_Stated task_
Write out all entries word for word.
━━━ Data records ━━━
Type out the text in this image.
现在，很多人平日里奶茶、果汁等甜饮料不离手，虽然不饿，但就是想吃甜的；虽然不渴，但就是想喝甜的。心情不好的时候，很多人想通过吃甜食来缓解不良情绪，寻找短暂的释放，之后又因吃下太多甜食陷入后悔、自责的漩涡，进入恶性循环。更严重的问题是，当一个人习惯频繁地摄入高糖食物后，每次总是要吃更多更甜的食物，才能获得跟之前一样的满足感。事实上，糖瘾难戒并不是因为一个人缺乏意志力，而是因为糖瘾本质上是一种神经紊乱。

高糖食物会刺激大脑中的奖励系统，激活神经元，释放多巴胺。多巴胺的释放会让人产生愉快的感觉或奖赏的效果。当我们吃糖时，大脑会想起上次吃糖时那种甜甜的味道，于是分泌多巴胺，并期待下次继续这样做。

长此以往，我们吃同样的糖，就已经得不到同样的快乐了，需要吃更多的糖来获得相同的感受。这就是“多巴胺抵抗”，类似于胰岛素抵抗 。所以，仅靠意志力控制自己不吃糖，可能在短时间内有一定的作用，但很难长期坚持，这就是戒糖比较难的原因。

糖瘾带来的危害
━━━
_Completed exercise_
Type out the text in this image.
现在，很多人平日里奶茶、果汁等甜饮料不离手，虽然不饿，但就是想吃甜的；虽然不渴，但就是想喝甜的。心情不好的时候，很多人想通过吃甜食来缓解不良情绪，寻找短暂的释放，之后又因吃下太多甜食陷入后悔、自责的漩涡，进入恶性循环。更严重的问题是，当一个人习惯频繁地摄入高糖食物后，每次总是要吃更多更甜的食物，才能获得跟之前一样的满足感。事实上，糖瘾难戒并不是因为一个人缺乏意志力，而是因为糖瘾本质上是一种神经紊乱。

高糖食物会刺激大脑中的奖励系统，激活神经元，释放多巴胺。多巴胺的释放会让人产生愉快的感觉或奖赏的效果。当我们吃糖时，大脑会想起上次吃糖时那种甜甜的味道，于是分泌多巴胺，并期待下次继续这样做。

长此以往，我们吃同样的糖，就已经得不到同样的快乐了，需要吃更多的糖来获得相同的感受。这就是“多巴胺抵抗”，类似于胰岛素抵抗 。所以，仅靠意志力控制自己不吃糖，可能在短时间内有一定的作用，但很难长期坚持，这就是戒糖比较难的原因。

糖瘾带来的危害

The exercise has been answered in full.